==== GIVEN RECORDS

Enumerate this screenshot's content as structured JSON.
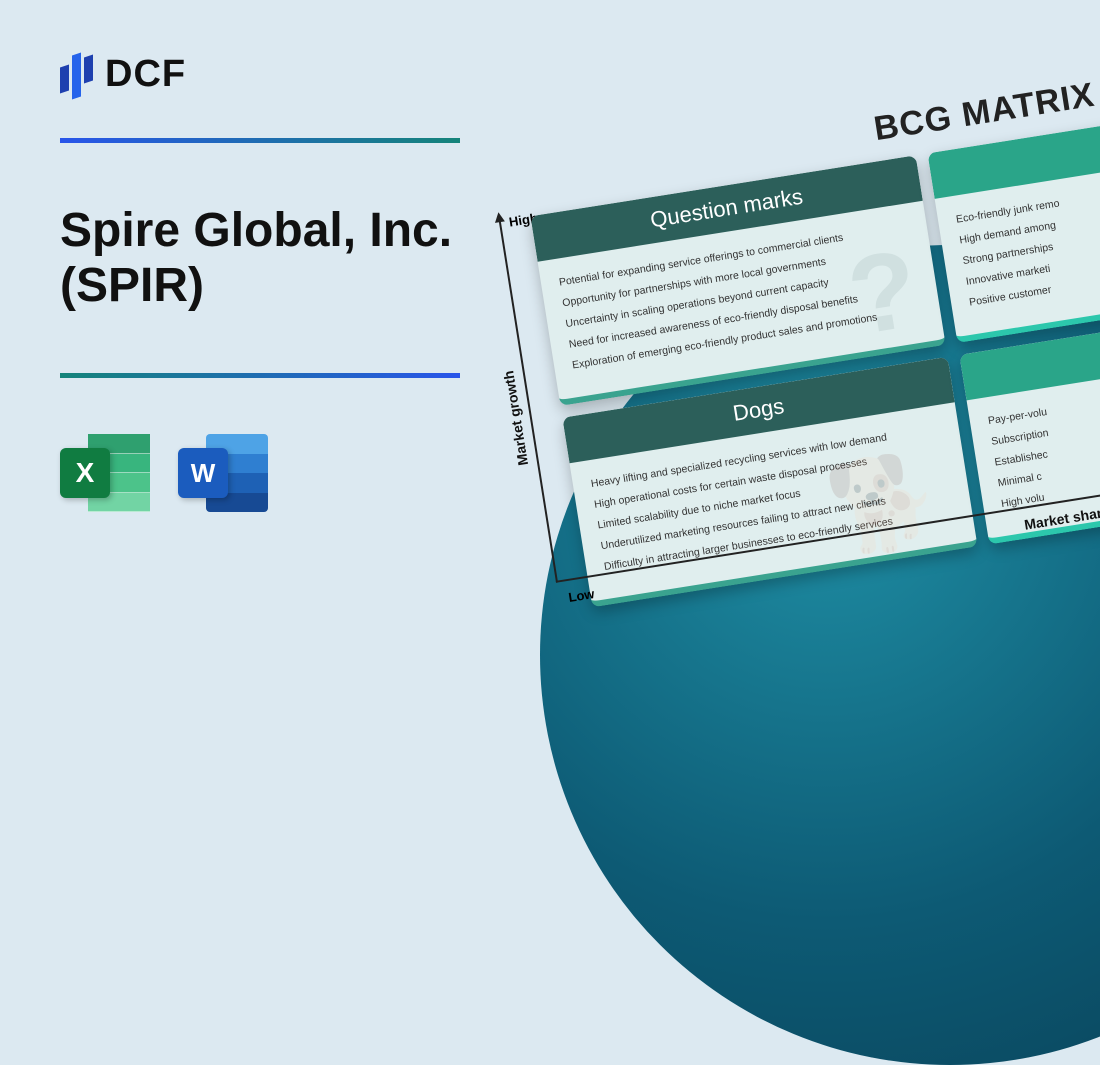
{
  "logo": {
    "text": "DCF"
  },
  "title": "Spire Global, Inc. (SPIR)",
  "icons": {
    "excel_letter": "X",
    "word_letter": "W"
  },
  "matrix": {
    "title": "BCG MATRIX",
    "y_axis": "Market growth",
    "x_axis": "Market share",
    "high": "High",
    "low": "Low",
    "quadrants": {
      "q1": {
        "header": "Question marks",
        "lines": [
          "Potential for expanding service offerings to commercial clients",
          "Opportunity for partnerships with more local governments",
          "Uncertainty in scaling operations beyond current capacity",
          "Need for increased awareness of eco-friendly disposal benefits",
          "Exploration of emerging eco-friendly product sales and promotions"
        ]
      },
      "q2": {
        "lines": [
          "Eco-friendly junk remo",
          "High demand among",
          "Strong partnerships",
          "Innovative marketi",
          "Positive customer"
        ]
      },
      "q3": {
        "header": "Dogs",
        "lines": [
          "Heavy lifting and specialized recycling services with low demand",
          "High operational costs for certain waste disposal processes",
          "Limited scalability due to niche market focus",
          "Underutilized marketing resources failing to attract new clients",
          "Difficulty in attracting larger businesses to eco-friendly services"
        ]
      },
      "q4": {
        "lines": [
          "Pay-per-volu",
          "Subscription",
          "Establishec",
          "Minimal c",
          "High volu"
        ]
      }
    }
  },
  "colors": {
    "page_bg": "#dce9f1",
    "grad_start": "#2955ea",
    "grad_end": "#15847a",
    "circle": "#0d5a74",
    "card_header_dark": "#2c5f5a",
    "card_header_light": "#2aa589",
    "card_bg": "#e0eeee",
    "excel": "#107c41",
    "word": "#1b5cbe"
  }
}
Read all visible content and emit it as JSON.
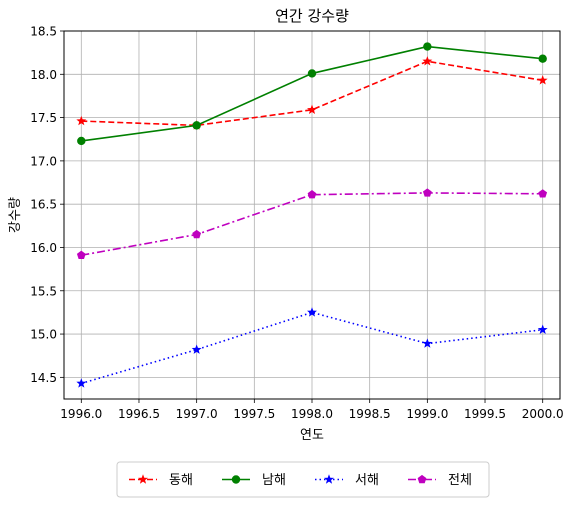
{
  "chart_data": {
    "type": "line",
    "title": "연간 강수량",
    "xlabel": "연도",
    "ylabel": "강수량",
    "xlim": [
      1995.85,
      2000.15
    ],
    "ylim": [
      14.25,
      18.5
    ],
    "xticks": [
      "1996.0",
      "1996.5",
      "1997.0",
      "1997.5",
      "1998.0",
      "1998.5",
      "1999.0",
      "1999.5",
      "2000.0"
    ],
    "yticks": [
      "14.5",
      "15.0",
      "15.5",
      "16.0",
      "16.5",
      "17.0",
      "17.5",
      "18.0",
      "18.5"
    ],
    "grid": true,
    "legend_position": "below",
    "x": [
      1996,
      1997,
      1998,
      1999,
      2000
    ],
    "series": [
      {
        "name": "동해",
        "values": [
          17.46,
          17.41,
          17.59,
          18.15,
          17.93
        ],
        "color": "#ff0000",
        "linestyle": "dashed",
        "marker": "star"
      },
      {
        "name": "남해",
        "values": [
          17.23,
          17.41,
          18.01,
          18.32,
          18.18
        ],
        "color": "#008000",
        "linestyle": "solid",
        "marker": "circle"
      },
      {
        "name": "서해",
        "values": [
          14.43,
          14.82,
          15.25,
          14.89,
          15.05
        ],
        "color": "#0000ff",
        "linestyle": "dotted",
        "marker": "star"
      },
      {
        "name": "전체",
        "values": [
          15.91,
          16.15,
          16.61,
          16.63,
          16.62
        ],
        "color": "#bf00bf",
        "linestyle": "dashdot",
        "marker": "pentagon"
      }
    ]
  }
}
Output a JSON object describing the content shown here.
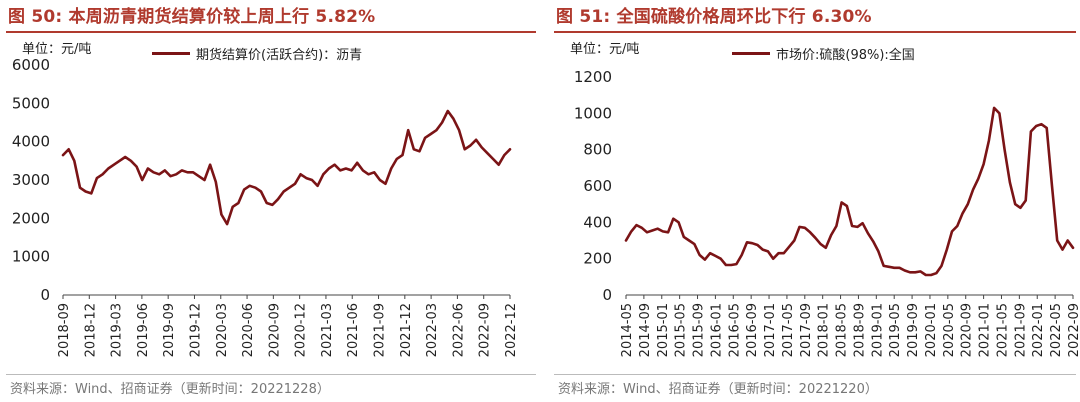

========

# [REQUIRED TASK]
Read the data above and pull out each line that holds the string "title".

# [THE RESPONSE]
  "title": "Spire Global, Inc. (SPIR)",
    "title": "BCG MATRIX",
    "title": "연간 강수량",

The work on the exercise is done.